-- begin Data for processing --
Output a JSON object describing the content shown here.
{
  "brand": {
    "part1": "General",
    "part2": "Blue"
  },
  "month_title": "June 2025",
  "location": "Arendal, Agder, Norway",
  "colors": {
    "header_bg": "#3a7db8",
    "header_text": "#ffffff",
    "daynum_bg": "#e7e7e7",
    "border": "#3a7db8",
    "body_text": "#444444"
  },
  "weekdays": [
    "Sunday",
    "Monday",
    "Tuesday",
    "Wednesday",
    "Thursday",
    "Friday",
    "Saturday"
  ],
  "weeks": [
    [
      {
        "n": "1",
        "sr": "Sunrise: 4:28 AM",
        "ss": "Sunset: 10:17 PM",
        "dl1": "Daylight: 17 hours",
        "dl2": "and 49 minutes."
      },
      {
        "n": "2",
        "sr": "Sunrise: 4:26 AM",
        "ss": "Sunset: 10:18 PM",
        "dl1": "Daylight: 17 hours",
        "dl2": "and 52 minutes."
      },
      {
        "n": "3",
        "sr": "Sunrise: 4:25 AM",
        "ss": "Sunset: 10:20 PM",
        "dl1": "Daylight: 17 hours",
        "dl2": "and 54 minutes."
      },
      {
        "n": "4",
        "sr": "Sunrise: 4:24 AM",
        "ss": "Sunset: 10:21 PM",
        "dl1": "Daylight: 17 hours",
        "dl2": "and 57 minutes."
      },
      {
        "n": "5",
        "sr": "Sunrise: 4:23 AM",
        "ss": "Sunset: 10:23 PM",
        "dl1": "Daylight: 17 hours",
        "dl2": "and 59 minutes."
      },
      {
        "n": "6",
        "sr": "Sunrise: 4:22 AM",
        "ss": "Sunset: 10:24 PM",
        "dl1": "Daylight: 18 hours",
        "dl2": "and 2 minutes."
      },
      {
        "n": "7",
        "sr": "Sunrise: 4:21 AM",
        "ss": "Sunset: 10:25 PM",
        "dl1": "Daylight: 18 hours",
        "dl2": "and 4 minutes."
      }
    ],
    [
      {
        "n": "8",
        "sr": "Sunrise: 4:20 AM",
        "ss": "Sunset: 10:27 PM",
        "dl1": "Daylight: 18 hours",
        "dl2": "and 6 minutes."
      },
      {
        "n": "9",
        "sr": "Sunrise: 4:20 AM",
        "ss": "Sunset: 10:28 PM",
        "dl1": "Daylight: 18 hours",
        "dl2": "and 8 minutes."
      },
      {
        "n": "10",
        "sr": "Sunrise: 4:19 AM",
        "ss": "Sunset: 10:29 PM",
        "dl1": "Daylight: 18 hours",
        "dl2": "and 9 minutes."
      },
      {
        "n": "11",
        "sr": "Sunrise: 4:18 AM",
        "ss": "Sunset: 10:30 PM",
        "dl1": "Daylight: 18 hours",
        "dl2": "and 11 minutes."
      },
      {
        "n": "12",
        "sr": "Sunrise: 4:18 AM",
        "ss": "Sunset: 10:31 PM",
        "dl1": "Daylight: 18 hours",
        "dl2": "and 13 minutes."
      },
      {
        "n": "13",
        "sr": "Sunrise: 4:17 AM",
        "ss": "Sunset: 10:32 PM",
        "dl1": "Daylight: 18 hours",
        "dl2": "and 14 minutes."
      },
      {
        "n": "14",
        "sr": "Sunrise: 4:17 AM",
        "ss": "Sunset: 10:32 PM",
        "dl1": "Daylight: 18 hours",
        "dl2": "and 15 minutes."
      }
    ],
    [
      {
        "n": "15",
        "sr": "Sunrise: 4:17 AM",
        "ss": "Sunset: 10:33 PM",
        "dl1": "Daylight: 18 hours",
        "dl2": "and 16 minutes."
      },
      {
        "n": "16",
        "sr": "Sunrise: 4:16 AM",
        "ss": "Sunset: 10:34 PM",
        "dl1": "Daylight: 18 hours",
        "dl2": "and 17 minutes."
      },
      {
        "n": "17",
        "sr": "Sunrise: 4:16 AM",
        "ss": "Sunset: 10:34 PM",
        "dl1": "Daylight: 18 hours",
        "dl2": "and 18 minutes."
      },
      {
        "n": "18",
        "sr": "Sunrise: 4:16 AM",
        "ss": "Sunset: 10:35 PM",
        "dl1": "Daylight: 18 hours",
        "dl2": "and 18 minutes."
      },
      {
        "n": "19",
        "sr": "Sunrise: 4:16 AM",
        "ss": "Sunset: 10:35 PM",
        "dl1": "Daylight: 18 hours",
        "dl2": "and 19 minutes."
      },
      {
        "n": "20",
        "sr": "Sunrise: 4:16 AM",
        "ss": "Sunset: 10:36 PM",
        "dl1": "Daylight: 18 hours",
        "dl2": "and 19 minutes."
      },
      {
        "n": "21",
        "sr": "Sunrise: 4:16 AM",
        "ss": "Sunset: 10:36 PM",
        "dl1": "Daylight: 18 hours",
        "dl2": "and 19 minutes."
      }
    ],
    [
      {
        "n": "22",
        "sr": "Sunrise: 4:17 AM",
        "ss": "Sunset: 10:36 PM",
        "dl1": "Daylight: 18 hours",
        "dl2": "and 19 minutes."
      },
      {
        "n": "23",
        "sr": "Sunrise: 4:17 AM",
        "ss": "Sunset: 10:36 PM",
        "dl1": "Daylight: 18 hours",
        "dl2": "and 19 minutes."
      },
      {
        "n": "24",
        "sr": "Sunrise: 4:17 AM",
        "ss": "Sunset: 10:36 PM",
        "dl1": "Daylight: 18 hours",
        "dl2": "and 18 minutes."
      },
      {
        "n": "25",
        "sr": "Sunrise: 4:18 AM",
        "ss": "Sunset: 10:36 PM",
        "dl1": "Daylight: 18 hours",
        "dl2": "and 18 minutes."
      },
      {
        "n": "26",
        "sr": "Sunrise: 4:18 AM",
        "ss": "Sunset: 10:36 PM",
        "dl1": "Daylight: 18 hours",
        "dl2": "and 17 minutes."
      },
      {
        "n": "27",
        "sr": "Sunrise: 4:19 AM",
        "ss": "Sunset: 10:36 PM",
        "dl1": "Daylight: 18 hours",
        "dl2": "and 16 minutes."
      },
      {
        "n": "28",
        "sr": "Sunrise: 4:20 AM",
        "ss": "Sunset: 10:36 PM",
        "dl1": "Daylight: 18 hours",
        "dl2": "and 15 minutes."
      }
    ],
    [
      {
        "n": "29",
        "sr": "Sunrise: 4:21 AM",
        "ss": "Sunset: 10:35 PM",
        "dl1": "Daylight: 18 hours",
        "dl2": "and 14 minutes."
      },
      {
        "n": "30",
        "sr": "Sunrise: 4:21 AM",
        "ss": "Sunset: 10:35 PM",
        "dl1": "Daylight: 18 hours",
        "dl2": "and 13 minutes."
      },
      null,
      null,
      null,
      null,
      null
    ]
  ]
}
-- end Data for processing --
All of the data needs to be printed once more, exactly.

Correct response>
Output a JSON object describing the content shown here.
{
  "brand": {
    "part1": "General",
    "part2": "Blue"
  },
  "month_title": "June 2025",
  "location": "Arendal, Agder, Norway",
  "colors": {
    "header_bg": "#3a7db8",
    "header_text": "#ffffff",
    "daynum_bg": "#e7e7e7",
    "border": "#3a7db8",
    "body_text": "#444444"
  },
  "weekdays": [
    "Sunday",
    "Monday",
    "Tuesday",
    "Wednesday",
    "Thursday",
    "Friday",
    "Saturday"
  ],
  "weeks": [
    [
      {
        "n": "1",
        "sr": "Sunrise: 4:28 AM",
        "ss": "Sunset: 10:17 PM",
        "dl1": "Daylight: 17 hours",
        "dl2": "and 49 minutes."
      },
      {
        "n": "2",
        "sr": "Sunrise: 4:26 AM",
        "ss": "Sunset: 10:18 PM",
        "dl1": "Daylight: 17 hours",
        "dl2": "and 52 minutes."
      },
      {
        "n": "3",
        "sr": "Sunrise: 4:25 AM",
        "ss": "Sunset: 10:20 PM",
        "dl1": "Daylight: 17 hours",
        "dl2": "and 54 minutes."
      },
      {
        "n": "4",
        "sr": "Sunrise: 4:24 AM",
        "ss": "Sunset: 10:21 PM",
        "dl1": "Daylight: 17 hours",
        "dl2": "and 57 minutes."
      },
      {
        "n": "5",
        "sr": "Sunrise: 4:23 AM",
        "ss": "Sunset: 10:23 PM",
        "dl1": "Daylight: 17 hours",
        "dl2": "and 59 minutes."
      },
      {
        "n": "6",
        "sr": "Sunrise: 4:22 AM",
        "ss": "Sunset: 10:24 PM",
        "dl1": "Daylight: 18 hours",
        "dl2": "and 2 minutes."
      },
      {
        "n": "7",
        "sr": "Sunrise: 4:21 AM",
        "ss": "Sunset: 10:25 PM",
        "dl1": "Daylight: 18 hours",
        "dl2": "and 4 minutes."
      }
    ],
    [
      {
        "n": "8",
        "sr": "Sunrise: 4:20 AM",
        "ss": "Sunset: 10:27 PM",
        "dl1": "Daylight: 18 hours",
        "dl2": "and 6 minutes."
      },
      {
        "n": "9",
        "sr": "Sunrise: 4:20 AM",
        "ss": "Sunset: 10:28 PM",
        "dl1": "Daylight: 18 hours",
        "dl2": "and 8 minutes."
      },
      {
        "n": "10",
        "sr": "Sunrise: 4:19 AM",
        "ss": "Sunset: 10:29 PM",
        "dl1": "Daylight: 18 hours",
        "dl2": "and 9 minutes."
      },
      {
        "n": "11",
        "sr": "Sunrise: 4:18 AM",
        "ss": "Sunset: 10:30 PM",
        "dl1": "Daylight: 18 hours",
        "dl2": "and 11 minutes."
      },
      {
        "n": "12",
        "sr": "Sunrise: 4:18 AM",
        "ss": "Sunset: 10:31 PM",
        "dl1": "Daylight: 18 hours",
        "dl2": "and 13 minutes."
      },
      {
        "n": "13",
        "sr": "Sunrise: 4:17 AM",
        "ss": "Sunset: 10:32 PM",
        "dl1": "Daylight: 18 hours",
        "dl2": "and 14 minutes."
      },
      {
        "n": "14",
        "sr": "Sunrise: 4:17 AM",
        "ss": "Sunset: 10:32 PM",
        "dl1": "Daylight: 18 hours",
        "dl2": "and 15 minutes."
      }
    ],
    [
      {
        "n": "15",
        "sr": "Sunrise: 4:17 AM",
        "ss": "Sunset: 10:33 PM",
        "dl1": "Daylight: 18 hours",
        "dl2": "and 16 minutes."
      },
      {
        "n": "16",
        "sr": "Sunrise: 4:16 AM",
        "ss": "Sunset: 10:34 PM",
        "dl1": "Daylight: 18 hours",
        "dl2": "and 17 minutes."
      },
      {
        "n": "17",
        "sr": "Sunrise: 4:16 AM",
        "ss": "Sunset: 10:34 PM",
        "dl1": "Daylight: 18 hours",
        "dl2": "and 18 minutes."
      },
      {
        "n": "18",
        "sr": "Sunrise: 4:16 AM",
        "ss": "Sunset: 10:35 PM",
        "dl1": "Daylight: 18 hours",
        "dl2": "and 18 minutes."
      },
      {
        "n": "19",
        "sr": "Sunrise: 4:16 AM",
        "ss": "Sunset: 10:35 PM",
        "dl1": "Daylight: 18 hours",
        "dl2": "and 19 minutes."
      },
      {
        "n": "20",
        "sr": "Sunrise: 4:16 AM",
        "ss": "Sunset: 10:36 PM",
        "dl1": "Daylight: 18 hours",
        "dl2": "and 19 minutes."
      },
      {
        "n": "21",
        "sr": "Sunrise: 4:16 AM",
        "ss": "Sunset: 10:36 PM",
        "dl1": "Daylight: 18 hours",
        "dl2": "and 19 minutes."
      }
    ],
    [
      {
        "n": "22",
        "sr": "Sunrise: 4:17 AM",
        "ss": "Sunset: 10:36 PM",
        "dl1": "Daylight: 18 hours",
        "dl2": "and 19 minutes."
      },
      {
        "n": "23",
        "sr": "Sunrise: 4:17 AM",
        "ss": "Sunset: 10:36 PM",
        "dl1": "Daylight: 18 hours",
        "dl2": "and 19 minutes."
      },
      {
        "n": "24",
        "sr": "Sunrise: 4:17 AM",
        "ss": "Sunset: 10:36 PM",
        "dl1": "Daylight: 18 hours",
        "dl2": "and 18 minutes."
      },
      {
        "n": "25",
        "sr": "Sunrise: 4:18 AM",
        "ss": "Sunset: 10:36 PM",
        "dl1": "Daylight: 18 hours",
        "dl2": "and 18 minutes."
      },
      {
        "n": "26",
        "sr": "Sunrise: 4:18 AM",
        "ss": "Sunset: 10:36 PM",
        "dl1": "Daylight: 18 hours",
        "dl2": "and 17 minutes."
      },
      {
        "n": "27",
        "sr": "Sunrise: 4:19 AM",
        "ss": "Sunset: 10:36 PM",
        "dl1": "Daylight: 18 hours",
        "dl2": "and 16 minutes."
      },
      {
        "n": "28",
        "sr": "Sunrise: 4:20 AM",
        "ss": "Sunset: 10:36 PM",
        "dl1": "Daylight: 18 hours",
        "dl2": "and 15 minutes."
      }
    ],
    [
      {
        "n": "29",
        "sr": "Sunrise: 4:21 AM",
        "ss": "Sunset: 10:35 PM",
        "dl1": "Daylight: 18 hours",
        "dl2": "and 14 minutes."
      },
      {
        "n": "30",
        "sr": "Sunrise: 4:21 AM",
        "ss": "Sunset: 10:35 PM",
        "dl1": "Daylight: 18 hours",
        "dl2": "and 13 minutes."
      },
      null,
      null,
      null,
      null,
      null
    ]
  ]
}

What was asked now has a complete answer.